**ИСХОДНЫЙ ТЕКСТ**.
------------------------------------------------
В три часа пополудни 30 августа 1984 года, через двое суток после освобождения, мы вышли в харьковском аэропорту.
И только тут, в аэропорту, вместо естественного чувства победителя, выдержавшего все испытания и оставшегося самим собой, не изменившего своей цели, стремлению к свободе, на меня вдруг навалилась страшная усталость и какое-то смутное беспокойство. Борьба не закончена. Где та победа, за которую я сражаюсь уже восемь лет? Это лишь промежуточный этап в нашем противостоянии. Да, я выиграл этот бой, но борьба продолжается.
Часть пятая
ИСХОД
Первые встречи, семья
Дома нас встречали Дорина, Аня, Неля, Полина сестра и пес.
Боже мой, как изменились девочки! Дорина уже совсем взрослая, самостоятельная, невеста. Аня из ребенка превратилась в девицу. Знакомая квартира. Обои, которые я наклеил перед арестом, еще на месте. Пес настороженно поглядывает на меня.
Впервые за три года мы обедаем вместе. Потом я, смертельно уставший от впечатлений и стрессов первых суток свободы, прилег на маленьком диванчике Ани. Я проспал часа три. Поля разбудила меня, тронув за плечо - детям пора спать. Совершенно не понимая, где нахожусь, я вскочил: "Что, уже проверка?"
Я все еще был в зоне, в ПКТ. Нет, это зона и ПКТ были во мне.
Первая ночь дома. Все постепенно успокоились, девочки ушли спать в свою комнату. Наконец-то мы с Полей наедине. Какие-то отрывочные мысли, воспоминания. Странная смесь горечи пережитого и радости, что все уже позади, и мы снова вместе.
Три года я не был с Полей. Три года я не ощущал вкуса ее сладких губ. От их прикосновения я начинаю терять ощущение реальности происходящего. Три года я не вдыхал запах ее волос, не ощущал вкуса ее кожи. Ее прикосновения пьянят меня. Я растворяюсь в волшебном слиянии, подаренном мне. Круг замкнулся. Я дома, в моей семье, с моей любимой.
Наутро я замечаю у моих девочек то, что еще вчера заметил у нашего пса: некоторую тщательно скрываемую от меня настороженность или, скажем помягче, сдержанность по отношению ко мне. Позже Поля призналась, что они действительно были настороже, так как не знали, каким я стал после трех лет тюрьмы. Ведь все люди меняются со временем, а в тюрьме изменения могут быть очень большими и даже катастрофическими.
Опасаясь этого, Поля заранее подготовила девочек, и они внимательно присматривались ко мне на первых порах: "Кто пришел к нам в дом из далекого Выдрино?" Я не знаю, чего именно они опасались и почему были так насторожены. Разве из моих писем не видно было, каким я стал через полгода, через год, через три?
Вот и сейчас, когда я пишу эти строки, я вновь перечитываю свои письма из зоны и поражаюсь тому человеку, который писал их двадцать с лишним лет назад. Это был сильный, стойкий, честный человек. Я, нынешний, завидую его смелости и силе духа, его уверенности в правоте. Увы, сейчас я не чувствую в себе той энергии, возраст берет свое...
------------------------------------------------
Строки подряд
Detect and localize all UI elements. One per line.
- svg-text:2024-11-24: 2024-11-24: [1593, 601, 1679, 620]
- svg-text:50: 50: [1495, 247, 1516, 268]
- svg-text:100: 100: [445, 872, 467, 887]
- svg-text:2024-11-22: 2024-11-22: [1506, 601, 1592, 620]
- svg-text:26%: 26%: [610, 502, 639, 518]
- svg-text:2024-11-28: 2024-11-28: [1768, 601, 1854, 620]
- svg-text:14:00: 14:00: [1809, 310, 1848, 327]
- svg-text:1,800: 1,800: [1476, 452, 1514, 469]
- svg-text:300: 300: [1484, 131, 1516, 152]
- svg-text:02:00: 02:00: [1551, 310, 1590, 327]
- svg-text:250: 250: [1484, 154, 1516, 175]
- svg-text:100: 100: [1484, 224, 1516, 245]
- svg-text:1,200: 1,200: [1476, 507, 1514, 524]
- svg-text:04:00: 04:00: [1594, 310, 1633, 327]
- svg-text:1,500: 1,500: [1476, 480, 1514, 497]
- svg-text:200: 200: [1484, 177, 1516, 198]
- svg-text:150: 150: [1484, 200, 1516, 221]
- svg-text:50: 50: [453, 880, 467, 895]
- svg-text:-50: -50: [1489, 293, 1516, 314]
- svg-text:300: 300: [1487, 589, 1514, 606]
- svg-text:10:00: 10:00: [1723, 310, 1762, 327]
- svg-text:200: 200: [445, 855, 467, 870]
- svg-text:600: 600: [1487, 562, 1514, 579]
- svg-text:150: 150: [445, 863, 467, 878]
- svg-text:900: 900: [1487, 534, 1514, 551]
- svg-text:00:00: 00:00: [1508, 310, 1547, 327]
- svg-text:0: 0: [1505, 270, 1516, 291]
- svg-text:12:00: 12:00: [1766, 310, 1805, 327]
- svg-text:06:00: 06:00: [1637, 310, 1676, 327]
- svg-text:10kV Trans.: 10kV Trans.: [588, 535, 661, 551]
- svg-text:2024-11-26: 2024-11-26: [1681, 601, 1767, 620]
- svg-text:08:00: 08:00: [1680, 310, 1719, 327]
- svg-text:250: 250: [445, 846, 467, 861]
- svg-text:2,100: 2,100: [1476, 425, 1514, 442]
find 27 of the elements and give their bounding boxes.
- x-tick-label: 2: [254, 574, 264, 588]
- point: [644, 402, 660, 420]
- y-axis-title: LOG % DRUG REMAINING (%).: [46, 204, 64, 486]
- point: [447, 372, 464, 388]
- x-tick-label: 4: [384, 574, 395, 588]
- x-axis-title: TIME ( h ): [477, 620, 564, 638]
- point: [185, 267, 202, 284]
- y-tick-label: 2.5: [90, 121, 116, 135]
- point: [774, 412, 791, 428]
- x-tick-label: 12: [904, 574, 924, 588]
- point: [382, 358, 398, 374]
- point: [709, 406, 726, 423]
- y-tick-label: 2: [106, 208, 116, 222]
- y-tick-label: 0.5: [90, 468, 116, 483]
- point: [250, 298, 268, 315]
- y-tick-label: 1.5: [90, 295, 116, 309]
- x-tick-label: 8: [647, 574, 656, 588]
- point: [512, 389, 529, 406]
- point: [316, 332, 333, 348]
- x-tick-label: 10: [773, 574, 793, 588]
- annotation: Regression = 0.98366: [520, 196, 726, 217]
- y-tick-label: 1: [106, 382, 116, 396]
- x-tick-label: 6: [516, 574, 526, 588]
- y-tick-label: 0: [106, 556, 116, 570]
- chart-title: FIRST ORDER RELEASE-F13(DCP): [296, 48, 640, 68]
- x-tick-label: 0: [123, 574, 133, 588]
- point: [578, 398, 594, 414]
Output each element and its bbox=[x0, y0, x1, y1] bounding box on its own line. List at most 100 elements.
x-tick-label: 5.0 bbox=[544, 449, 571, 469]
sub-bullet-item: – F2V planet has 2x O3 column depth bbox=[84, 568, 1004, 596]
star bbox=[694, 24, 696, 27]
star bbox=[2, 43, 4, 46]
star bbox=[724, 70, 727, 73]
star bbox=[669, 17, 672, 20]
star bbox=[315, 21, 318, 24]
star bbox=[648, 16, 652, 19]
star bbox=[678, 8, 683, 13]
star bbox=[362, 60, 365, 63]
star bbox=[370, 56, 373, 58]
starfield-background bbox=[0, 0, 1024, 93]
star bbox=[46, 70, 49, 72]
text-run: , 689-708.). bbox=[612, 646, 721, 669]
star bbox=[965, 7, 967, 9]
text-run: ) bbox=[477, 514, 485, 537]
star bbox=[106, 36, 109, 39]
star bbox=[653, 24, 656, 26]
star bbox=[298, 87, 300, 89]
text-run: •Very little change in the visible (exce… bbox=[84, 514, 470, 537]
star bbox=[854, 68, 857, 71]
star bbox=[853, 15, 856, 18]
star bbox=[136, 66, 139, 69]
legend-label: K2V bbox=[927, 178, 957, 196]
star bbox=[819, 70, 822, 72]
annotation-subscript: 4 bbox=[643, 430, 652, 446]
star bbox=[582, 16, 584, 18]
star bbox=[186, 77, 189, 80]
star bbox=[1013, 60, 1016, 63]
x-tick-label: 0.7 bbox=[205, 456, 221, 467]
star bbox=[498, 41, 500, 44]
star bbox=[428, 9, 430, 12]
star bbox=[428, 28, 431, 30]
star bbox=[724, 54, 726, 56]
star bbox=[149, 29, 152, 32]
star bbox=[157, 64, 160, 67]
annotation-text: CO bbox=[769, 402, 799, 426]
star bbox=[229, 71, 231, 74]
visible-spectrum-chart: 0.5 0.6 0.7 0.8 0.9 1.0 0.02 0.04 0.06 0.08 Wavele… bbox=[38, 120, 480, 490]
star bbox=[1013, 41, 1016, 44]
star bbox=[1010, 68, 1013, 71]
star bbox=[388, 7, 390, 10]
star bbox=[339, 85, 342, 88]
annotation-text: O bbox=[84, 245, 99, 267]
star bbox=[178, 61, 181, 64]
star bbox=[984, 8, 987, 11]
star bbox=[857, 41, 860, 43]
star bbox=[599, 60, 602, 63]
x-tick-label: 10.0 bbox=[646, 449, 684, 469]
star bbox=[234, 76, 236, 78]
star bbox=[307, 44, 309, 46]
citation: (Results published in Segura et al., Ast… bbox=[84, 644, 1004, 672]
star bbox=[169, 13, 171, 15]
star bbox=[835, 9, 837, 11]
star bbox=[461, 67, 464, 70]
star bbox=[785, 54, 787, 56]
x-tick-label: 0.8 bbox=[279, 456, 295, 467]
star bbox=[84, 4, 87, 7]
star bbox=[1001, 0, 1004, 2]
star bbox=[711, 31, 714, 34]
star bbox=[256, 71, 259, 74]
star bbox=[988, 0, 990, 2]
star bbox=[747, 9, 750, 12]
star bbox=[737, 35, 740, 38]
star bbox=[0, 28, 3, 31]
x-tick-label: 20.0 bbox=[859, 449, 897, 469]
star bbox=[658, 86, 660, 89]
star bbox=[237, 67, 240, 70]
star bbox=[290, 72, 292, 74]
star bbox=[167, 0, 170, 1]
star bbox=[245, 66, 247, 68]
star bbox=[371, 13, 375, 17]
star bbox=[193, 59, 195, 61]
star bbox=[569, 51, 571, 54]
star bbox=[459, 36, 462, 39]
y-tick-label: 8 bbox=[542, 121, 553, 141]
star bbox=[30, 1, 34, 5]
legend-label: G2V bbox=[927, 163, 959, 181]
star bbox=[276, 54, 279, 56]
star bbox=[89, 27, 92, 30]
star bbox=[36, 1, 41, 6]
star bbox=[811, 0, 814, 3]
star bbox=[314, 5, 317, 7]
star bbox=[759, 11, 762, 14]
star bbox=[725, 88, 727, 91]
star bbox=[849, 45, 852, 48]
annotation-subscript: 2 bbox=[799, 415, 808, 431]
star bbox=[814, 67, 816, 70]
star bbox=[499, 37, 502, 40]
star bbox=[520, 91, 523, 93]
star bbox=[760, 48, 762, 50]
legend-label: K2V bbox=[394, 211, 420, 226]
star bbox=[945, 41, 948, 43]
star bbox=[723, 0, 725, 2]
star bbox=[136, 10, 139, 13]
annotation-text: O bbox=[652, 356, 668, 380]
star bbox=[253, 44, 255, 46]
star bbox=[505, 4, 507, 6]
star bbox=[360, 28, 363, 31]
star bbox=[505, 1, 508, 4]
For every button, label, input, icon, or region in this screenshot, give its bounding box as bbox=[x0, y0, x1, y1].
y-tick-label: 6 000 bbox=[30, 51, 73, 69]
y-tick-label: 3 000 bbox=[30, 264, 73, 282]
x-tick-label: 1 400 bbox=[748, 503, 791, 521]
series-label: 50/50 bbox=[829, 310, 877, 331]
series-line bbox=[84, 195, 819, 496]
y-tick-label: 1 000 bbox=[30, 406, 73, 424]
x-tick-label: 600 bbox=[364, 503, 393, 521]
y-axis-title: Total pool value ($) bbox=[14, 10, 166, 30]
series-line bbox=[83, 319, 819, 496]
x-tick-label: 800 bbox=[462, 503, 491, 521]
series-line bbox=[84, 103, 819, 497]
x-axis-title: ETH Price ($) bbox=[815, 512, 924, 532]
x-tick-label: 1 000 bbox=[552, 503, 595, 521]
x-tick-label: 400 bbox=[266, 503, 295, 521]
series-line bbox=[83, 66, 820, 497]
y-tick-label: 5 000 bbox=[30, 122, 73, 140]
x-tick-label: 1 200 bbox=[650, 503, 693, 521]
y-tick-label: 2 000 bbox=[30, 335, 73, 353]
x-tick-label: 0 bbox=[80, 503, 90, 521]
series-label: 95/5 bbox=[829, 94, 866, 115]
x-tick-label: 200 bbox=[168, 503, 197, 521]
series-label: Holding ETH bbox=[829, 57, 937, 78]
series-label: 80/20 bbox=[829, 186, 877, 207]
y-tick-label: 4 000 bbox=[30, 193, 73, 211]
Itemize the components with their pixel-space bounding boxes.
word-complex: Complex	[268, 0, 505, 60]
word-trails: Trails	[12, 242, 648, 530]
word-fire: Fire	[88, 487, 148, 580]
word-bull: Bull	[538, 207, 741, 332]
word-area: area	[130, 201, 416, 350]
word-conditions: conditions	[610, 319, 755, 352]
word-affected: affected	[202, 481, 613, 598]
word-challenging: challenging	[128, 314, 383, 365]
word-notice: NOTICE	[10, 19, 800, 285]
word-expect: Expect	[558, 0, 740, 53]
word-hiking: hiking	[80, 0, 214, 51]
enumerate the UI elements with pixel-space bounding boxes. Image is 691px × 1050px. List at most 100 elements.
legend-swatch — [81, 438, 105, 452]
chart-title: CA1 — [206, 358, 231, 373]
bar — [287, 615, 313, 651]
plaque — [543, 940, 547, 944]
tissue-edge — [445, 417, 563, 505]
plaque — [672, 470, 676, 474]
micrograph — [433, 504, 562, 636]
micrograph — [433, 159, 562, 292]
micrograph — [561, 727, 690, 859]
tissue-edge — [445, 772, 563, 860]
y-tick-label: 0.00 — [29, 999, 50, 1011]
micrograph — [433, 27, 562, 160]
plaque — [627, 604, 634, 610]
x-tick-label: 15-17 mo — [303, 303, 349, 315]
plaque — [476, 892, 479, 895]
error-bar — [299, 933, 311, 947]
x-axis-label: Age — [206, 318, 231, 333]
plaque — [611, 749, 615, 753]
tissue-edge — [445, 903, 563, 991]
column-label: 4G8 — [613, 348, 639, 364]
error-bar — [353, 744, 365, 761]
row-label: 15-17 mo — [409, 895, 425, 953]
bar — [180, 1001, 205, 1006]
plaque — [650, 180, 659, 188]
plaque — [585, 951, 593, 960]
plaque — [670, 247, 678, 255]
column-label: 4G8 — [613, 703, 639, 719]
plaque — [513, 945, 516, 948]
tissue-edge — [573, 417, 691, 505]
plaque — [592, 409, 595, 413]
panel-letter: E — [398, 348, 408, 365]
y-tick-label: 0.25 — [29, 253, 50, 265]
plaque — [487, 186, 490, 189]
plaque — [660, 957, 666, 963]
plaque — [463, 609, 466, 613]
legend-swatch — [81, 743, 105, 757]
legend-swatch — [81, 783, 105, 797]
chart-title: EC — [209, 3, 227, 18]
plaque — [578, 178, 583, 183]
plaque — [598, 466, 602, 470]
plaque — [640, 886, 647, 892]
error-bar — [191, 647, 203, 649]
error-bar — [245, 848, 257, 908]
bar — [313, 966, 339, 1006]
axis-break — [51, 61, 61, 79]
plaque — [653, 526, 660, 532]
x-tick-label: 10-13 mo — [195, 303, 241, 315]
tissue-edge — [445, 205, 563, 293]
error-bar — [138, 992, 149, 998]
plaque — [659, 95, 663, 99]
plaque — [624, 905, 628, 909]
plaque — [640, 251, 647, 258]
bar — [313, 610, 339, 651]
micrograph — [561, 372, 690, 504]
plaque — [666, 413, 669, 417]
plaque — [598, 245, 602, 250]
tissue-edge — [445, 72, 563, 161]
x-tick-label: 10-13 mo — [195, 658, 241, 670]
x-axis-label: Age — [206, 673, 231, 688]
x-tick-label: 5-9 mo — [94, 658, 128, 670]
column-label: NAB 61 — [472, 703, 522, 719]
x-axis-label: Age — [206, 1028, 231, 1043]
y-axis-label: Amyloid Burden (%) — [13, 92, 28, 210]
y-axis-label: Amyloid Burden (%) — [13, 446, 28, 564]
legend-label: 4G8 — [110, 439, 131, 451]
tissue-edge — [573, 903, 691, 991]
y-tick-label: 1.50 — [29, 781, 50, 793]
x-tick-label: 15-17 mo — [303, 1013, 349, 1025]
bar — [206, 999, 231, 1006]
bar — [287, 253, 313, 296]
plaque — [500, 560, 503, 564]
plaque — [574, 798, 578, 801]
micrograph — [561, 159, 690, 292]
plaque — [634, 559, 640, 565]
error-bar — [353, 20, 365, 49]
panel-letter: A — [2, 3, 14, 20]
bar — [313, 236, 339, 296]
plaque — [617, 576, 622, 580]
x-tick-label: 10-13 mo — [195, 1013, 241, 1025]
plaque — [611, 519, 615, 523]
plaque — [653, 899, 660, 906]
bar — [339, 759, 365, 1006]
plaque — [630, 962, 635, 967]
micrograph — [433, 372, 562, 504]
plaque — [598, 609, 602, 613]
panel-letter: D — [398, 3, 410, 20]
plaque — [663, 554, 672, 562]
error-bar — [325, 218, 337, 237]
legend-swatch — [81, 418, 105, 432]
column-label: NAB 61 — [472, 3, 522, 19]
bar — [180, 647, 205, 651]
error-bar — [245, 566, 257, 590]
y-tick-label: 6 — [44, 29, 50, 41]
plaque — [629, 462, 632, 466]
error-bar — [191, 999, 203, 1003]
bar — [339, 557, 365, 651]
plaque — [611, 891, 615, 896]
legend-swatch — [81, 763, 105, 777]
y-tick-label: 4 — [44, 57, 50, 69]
------------------------------------------------
**ВЫПОЛНИТЕ ЗАДАНИЯ**.
1. Перескажите короче абзац из отрывка о возвращении домой, который начинается словами «Наутро я замечаю», сохранив главные факты.
2. Кто встречал рассказчика дома, согласно отрывку о возвращении домой?
3. Продолжите отрывок о возвращении домой, начав сразу после его последнего предложения.

**ОТВЕТЫ ПО ЗАДАНИЯМ**.
1. Утром рассказчик видит, что девочки, как и пес накануне, держатся с ним настороженно и сдержанно. Позже Поля объяснила, что они не знали, каким он стал после трех лет тюрьмы: в заключении люди могут измениться очень сильно, даже катастрофически.

2. Дорина, Аня, Неля, сестра Поли и пес.

3.
Сегодня я спросил Полю:
- Неужели ты не видела за этими письмами человека, который их писал?
Она ответила:
- Живой человек - значительно больше того, что могут рассказать самые подробные письма. Мы ждали тебя домой живого, а не автора писем, - таким, каким помнили и знали тебя до твоего ареста. Да, если судить по письмам, ты, остался тем же, каким был прежде. Но вот ты вошел в дом, и мы не нашли того человека, который ушел три года назад. Ты изменился, стал каким-то чужим, незнакомым. И нам всем пришлось заново привыкать к тебе новому, другому... Может быть, и мы изменились за эти годы. Конечно, изменились. И возможно, наше новое восприятие тебя, вернувшегося оттуда, частично объясняется еще и тем, что мы сами изменились, стали другими, а помним тебя еще теми - трехлетней давности чувствами.
Много позже Поля призналась мне, что сам запах моей кожи совершенно изменился, стал иным, каким-то незнакомым, тюремным, что ли. Тюрьма осталась со мной и во мне на долгие годы, если не навсегда.
Нельзя дважды войти в одну и ту же реку, сказал Гераклит. А можно ли дважды войти в один и тот же дом, в одну и ту же семью? Оказывается, нельзя. Потому что все мы, находимся в реке времени, которое безостановочно течет.
Больше всего неприятностей мое появление доставило нашему псу. Прошло три года. Он давно забыл меня. Его хозяином была Поля, к девочкам он относился снисходительно.
Поля рассказывала, что каждый раз, когда она начинала собираться в дорогу, пес впадал в тоску. Ничего не ел, лежал, положив голову на лапы, и неотрывно следил за тем, как Поля укладывает вещи. Но зато как он радовался Полиному возвращению. Его не забывали покормить, напоить, вывести погулять. А главное, он мог всегда совершенно спокойно лежать на диване рядом с Полей и умиротворенно дремать. Так он охранял ее, был в доме хозяином.
Но вот появился я и занял главенствующее положение. Пес попытался устроить мне обструкцию. Нет, он не опускался до "хамских" выходок, не лаял, не кусал. Но он всеми доступными "мирными" способами пытался сохранить свое положение рядом с Полей.
Если мы с Полей садились на диван, то он тут же на него вскакивал и сзади начинал протискиваться, вклиниваться между нами. Затем он поворачивался на бок, спиной к Поле, и лапами пытался оттолкнуть меня от нее.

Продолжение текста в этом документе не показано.